SET EXERCISE: Return each line of the records with nothing changed, pictures excepted.

A block of data
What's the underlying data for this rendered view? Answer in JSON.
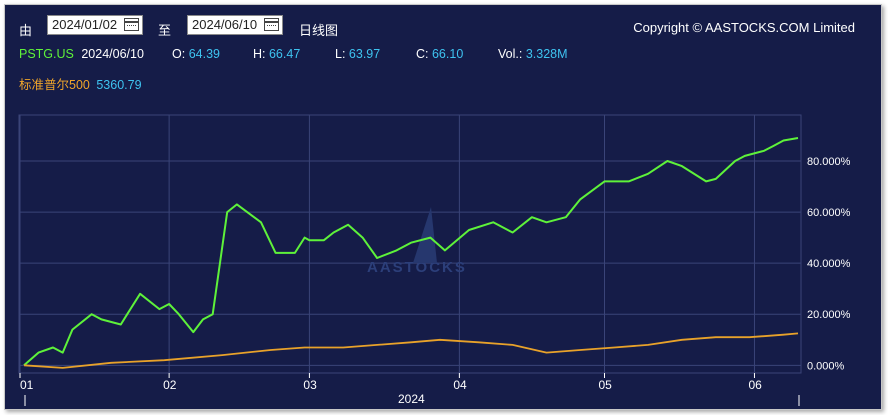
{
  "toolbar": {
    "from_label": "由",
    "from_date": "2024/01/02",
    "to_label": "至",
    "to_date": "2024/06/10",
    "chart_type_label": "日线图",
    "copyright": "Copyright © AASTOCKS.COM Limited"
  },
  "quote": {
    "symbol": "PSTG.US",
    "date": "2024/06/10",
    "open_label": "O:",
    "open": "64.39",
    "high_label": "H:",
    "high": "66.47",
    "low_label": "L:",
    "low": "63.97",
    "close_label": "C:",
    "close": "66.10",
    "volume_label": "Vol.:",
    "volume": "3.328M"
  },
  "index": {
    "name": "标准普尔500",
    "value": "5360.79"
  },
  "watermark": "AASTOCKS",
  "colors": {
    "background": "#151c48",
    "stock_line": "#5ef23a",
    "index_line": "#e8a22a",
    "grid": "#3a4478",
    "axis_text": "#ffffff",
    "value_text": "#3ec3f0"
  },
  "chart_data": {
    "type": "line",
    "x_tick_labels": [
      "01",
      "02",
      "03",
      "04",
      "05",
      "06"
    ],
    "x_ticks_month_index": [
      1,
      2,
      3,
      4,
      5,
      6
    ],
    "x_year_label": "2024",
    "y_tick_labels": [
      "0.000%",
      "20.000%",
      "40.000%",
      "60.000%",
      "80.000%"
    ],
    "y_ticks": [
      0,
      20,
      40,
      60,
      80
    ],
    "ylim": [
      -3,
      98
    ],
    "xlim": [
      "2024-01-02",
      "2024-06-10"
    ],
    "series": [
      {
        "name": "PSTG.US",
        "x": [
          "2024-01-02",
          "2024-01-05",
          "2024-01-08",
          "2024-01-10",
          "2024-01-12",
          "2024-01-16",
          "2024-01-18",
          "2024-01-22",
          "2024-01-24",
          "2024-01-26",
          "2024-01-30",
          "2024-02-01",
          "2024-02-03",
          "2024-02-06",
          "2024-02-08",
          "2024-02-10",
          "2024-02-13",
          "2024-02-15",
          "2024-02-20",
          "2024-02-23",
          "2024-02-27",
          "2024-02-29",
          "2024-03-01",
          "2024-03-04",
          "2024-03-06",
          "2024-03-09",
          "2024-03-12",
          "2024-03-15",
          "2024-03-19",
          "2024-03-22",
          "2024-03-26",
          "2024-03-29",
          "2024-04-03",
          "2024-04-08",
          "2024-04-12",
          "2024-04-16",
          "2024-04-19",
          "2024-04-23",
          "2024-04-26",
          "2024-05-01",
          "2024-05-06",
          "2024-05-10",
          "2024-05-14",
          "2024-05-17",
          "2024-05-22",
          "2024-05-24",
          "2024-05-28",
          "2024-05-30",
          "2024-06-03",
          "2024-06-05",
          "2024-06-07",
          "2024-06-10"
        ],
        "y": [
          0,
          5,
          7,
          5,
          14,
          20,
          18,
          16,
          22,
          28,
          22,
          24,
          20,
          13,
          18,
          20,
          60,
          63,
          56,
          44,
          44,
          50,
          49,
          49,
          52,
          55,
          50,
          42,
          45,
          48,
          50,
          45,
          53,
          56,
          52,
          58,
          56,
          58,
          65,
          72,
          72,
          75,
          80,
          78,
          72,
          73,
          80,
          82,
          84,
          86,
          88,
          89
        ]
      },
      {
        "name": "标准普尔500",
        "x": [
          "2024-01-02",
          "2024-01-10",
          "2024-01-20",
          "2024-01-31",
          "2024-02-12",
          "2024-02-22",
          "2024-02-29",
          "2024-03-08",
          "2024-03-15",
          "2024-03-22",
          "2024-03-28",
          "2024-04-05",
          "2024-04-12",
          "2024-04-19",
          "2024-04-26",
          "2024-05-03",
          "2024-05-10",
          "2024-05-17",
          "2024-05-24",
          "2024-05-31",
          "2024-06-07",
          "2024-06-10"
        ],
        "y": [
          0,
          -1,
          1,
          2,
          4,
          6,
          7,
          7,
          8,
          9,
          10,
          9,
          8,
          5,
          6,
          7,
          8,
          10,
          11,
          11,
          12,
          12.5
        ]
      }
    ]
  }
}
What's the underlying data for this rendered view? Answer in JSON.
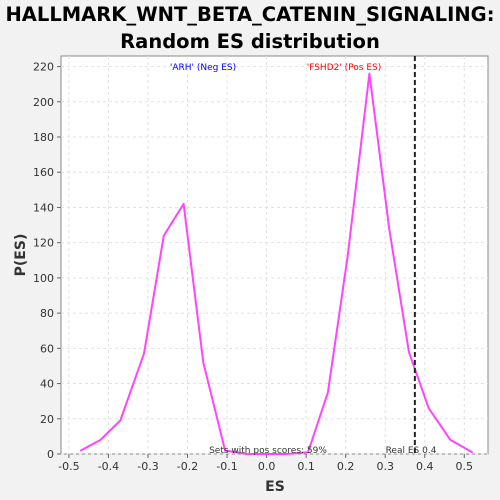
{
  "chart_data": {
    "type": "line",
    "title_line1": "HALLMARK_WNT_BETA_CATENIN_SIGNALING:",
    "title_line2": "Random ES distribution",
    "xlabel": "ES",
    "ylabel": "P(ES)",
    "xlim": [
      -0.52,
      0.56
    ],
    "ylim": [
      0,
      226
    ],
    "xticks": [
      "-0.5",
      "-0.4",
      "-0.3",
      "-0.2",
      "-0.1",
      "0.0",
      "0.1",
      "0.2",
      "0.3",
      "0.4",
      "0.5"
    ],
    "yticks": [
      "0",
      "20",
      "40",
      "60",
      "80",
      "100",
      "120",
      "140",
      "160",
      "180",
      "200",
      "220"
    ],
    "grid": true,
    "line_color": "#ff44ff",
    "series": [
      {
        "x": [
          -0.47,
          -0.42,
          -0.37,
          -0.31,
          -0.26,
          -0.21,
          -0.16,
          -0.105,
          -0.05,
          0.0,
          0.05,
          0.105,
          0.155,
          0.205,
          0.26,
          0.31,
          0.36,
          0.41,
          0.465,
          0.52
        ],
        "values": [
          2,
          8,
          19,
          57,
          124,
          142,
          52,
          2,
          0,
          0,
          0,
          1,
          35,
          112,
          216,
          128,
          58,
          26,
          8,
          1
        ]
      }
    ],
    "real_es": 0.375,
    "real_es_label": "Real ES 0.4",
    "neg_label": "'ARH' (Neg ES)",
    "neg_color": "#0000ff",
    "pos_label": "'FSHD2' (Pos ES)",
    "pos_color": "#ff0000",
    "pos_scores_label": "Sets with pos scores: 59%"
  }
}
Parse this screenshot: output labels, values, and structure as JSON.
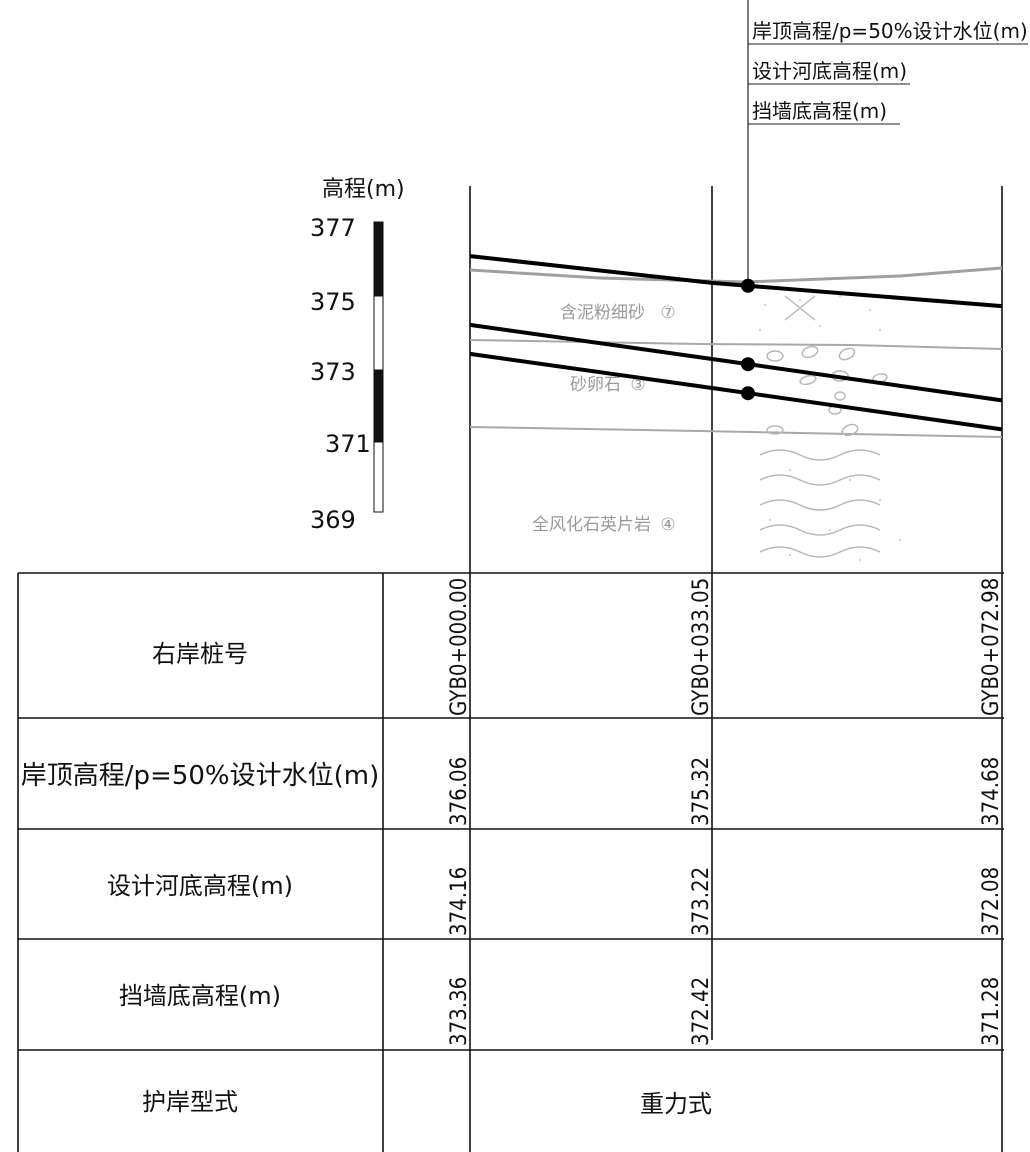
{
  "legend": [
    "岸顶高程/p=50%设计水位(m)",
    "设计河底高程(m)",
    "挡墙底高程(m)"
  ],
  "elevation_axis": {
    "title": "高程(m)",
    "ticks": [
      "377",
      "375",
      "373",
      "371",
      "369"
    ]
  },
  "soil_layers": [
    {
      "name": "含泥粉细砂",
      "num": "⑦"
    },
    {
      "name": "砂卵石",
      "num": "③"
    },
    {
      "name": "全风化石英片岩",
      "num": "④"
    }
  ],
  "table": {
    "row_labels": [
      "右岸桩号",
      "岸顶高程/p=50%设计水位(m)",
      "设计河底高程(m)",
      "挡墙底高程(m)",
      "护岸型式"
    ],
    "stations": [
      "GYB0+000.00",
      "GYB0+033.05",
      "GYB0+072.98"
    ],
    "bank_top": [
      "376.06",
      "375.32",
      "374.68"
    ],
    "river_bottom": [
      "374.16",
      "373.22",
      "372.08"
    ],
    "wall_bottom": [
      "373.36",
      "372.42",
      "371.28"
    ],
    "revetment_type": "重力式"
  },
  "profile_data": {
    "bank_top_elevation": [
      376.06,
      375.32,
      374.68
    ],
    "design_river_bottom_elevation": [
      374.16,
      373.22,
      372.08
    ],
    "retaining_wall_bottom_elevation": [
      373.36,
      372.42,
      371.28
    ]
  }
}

OUTPUT BELOW:
What's the underlying data for this rendered view? Answer in JSON.
{
  "toolbar": {
    "from_label": "由",
    "from_date": "2024/01/02",
    "to_label": "至",
    "to_date": "2024/06/10",
    "chart_type_label": "日线图",
    "copyright": "Copyright © AASTOCKS.COM Limited"
  },
  "quote": {
    "symbol": "PSTG.US",
    "date": "2024/06/10",
    "open_label": "O:",
    "open": "64.39",
    "high_label": "H:",
    "high": "66.47",
    "low_label": "L:",
    "low": "63.97",
    "close_label": "C:",
    "close": "66.10",
    "volume_label": "Vol.:",
    "volume": "3.328M"
  },
  "index": {
    "name": "标准普尔500",
    "value": "5360.79"
  },
  "watermark": "AASTOCKS",
  "colors": {
    "background": "#151c48",
    "stock_line": "#5ef23a",
    "index_line": "#e8a22a",
    "grid": "#3a4478",
    "axis_text": "#ffffff",
    "value_text": "#3ec3f0"
  },
  "chart_data": {
    "type": "line",
    "x_tick_labels": [
      "01",
      "02",
      "03",
      "04",
      "05",
      "06"
    ],
    "x_ticks_month_index": [
      1,
      2,
      3,
      4,
      5,
      6
    ],
    "x_year_label": "2024",
    "y_tick_labels": [
      "0.000%",
      "20.000%",
      "40.000%",
      "60.000%",
      "80.000%"
    ],
    "y_ticks": [
      0,
      20,
      40,
      60,
      80
    ],
    "ylim": [
      -3,
      98
    ],
    "xlim": [
      "2024-01-02",
      "2024-06-10"
    ],
    "series": [
      {
        "name": "PSTG.US",
        "x": [
          "2024-01-02",
          "2024-01-05",
          "2024-01-08",
          "2024-01-10",
          "2024-01-12",
          "2024-01-16",
          "2024-01-18",
          "2024-01-22",
          "2024-01-24",
          "2024-01-26",
          "2024-01-30",
          "2024-02-01",
          "2024-02-03",
          "2024-02-06",
          "2024-02-08",
          "2024-02-10",
          "2024-02-13",
          "2024-02-15",
          "2024-02-20",
          "2024-02-23",
          "2024-02-27",
          "2024-02-29",
          "2024-03-01",
          "2024-03-04",
          "2024-03-06",
          "2024-03-09",
          "2024-03-12",
          "2024-03-15",
          "2024-03-19",
          "2024-03-22",
          "2024-03-26",
          "2024-03-29",
          "2024-04-03",
          "2024-04-08",
          "2024-04-12",
          "2024-04-16",
          "2024-04-19",
          "2024-04-23",
          "2024-04-26",
          "2024-05-01",
          "2024-05-06",
          "2024-05-10",
          "2024-05-14",
          "2024-05-17",
          "2024-05-22",
          "2024-05-24",
          "2024-05-28",
          "2024-05-30",
          "2024-06-03",
          "2024-06-05",
          "2024-06-07",
          "2024-06-10"
        ],
        "y": [
          0,
          5,
          7,
          5,
          14,
          20,
          18,
          16,
          22,
          28,
          22,
          24,
          20,
          13,
          18,
          20,
          60,
          63,
          56,
          44,
          44,
          50,
          49,
          49,
          52,
          55,
          50,
          42,
          45,
          48,
          50,
          45,
          53,
          56,
          52,
          58,
          56,
          58,
          65,
          72,
          72,
          75,
          80,
          78,
          72,
          73,
          80,
          82,
          84,
          86,
          88,
          89
        ]
      },
      {
        "name": "标准普尔500",
        "x": [
          "2024-01-02",
          "2024-01-10",
          "2024-01-20",
          "2024-01-31",
          "2024-02-12",
          "2024-02-22",
          "2024-02-29",
          "2024-03-08",
          "2024-03-15",
          "2024-03-22",
          "2024-03-28",
          "2024-04-05",
          "2024-04-12",
          "2024-04-19",
          "2024-04-26",
          "2024-05-03",
          "2024-05-10",
          "2024-05-17",
          "2024-05-24",
          "2024-05-31",
          "2024-06-07",
          "2024-06-10"
        ],
        "y": [
          0,
          -1,
          1,
          2,
          4,
          6,
          7,
          7,
          8,
          9,
          10,
          9,
          8,
          5,
          6,
          7,
          8,
          10,
          11,
          11,
          12,
          12.5
        ]
      }
    ]
  }
}
What's the underlying data for this rendered view? Answer in JSON.
{
  "chart_data": {
    "type": "line",
    "title_line1": "HALLMARK_WNT_BETA_CATENIN_SIGNALING:",
    "title_line2": "Random ES distribution",
    "xlabel": "ES",
    "ylabel": "P(ES)",
    "xlim": [
      -0.52,
      0.56
    ],
    "ylim": [
      0,
      226
    ],
    "xticks": [
      "-0.5",
      "-0.4",
      "-0.3",
      "-0.2",
      "-0.1",
      "0.0",
      "0.1",
      "0.2",
      "0.3",
      "0.4",
      "0.5"
    ],
    "yticks": [
      "0",
      "20",
      "40",
      "60",
      "80",
      "100",
      "120",
      "140",
      "160",
      "180",
      "200",
      "220"
    ],
    "grid": true,
    "line_color": "#ff44ff",
    "series": [
      {
        "x": [
          -0.47,
          -0.42,
          -0.37,
          -0.31,
          -0.26,
          -0.21,
          -0.16,
          -0.105,
          -0.05,
          0.0,
          0.05,
          0.105,
          0.155,
          0.205,
          0.26,
          0.31,
          0.36,
          0.41,
          0.465,
          0.52
        ],
        "values": [
          2,
          8,
          19,
          57,
          124,
          142,
          52,
          2,
          0,
          0,
          0,
          1,
          35,
          112,
          216,
          128,
          58,
          26,
          8,
          1
        ]
      }
    ],
    "real_es": 0.375,
    "real_es_label": "Real ES 0.4",
    "neg_label": "'ARH' (Neg ES)",
    "neg_color": "#0000ff",
    "pos_label": "'FSHD2' (Pos ES)",
    "pos_color": "#ff0000",
    "pos_scores_label": "Sets with pos scores: 59%"
  }
}
Parse this screenshot: output labels, values, and structure as JSON.
{
  "legend": [
    "岸顶高程/p=50%设计水位(m)",
    "设计河底高程(m)",
    "挡墙底高程(m)"
  ],
  "elevation_axis": {
    "title": "高程(m)",
    "ticks": [
      "377",
      "375",
      "373",
      "371",
      "369"
    ]
  },
  "soil_layers": [
    {
      "name": "含泥粉细砂",
      "num": "⑦"
    },
    {
      "name": "砂卵石",
      "num": "③"
    },
    {
      "name": "全风化石英片岩",
      "num": "④"
    }
  ],
  "table": {
    "row_labels": [
      "右岸桩号",
      "岸顶高程/p=50%设计水位(m)",
      "设计河底高程(m)",
      "挡墙底高程(m)",
      "护岸型式"
    ],
    "stations": [
      "GYB0+000.00",
      "GYB0+033.05",
      "GYB0+072.98"
    ],
    "bank_top": [
      "376.06",
      "375.32",
      "374.68"
    ],
    "river_bottom": [
      "374.16",
      "373.22",
      "372.08"
    ],
    "wall_bottom": [
      "373.36",
      "372.42",
      "371.28"
    ],
    "revetment_type": "重力式"
  },
  "profile_data": {
    "bank_top_elevation": [
      376.06,
      375.32,
      374.68
    ],
    "design_river_bottom_elevation": [
      374.16,
      373.22,
      372.08
    ],
    "retaining_wall_bottom_elevation": [
      373.36,
      372.42,
      371.28
    ]
  }
}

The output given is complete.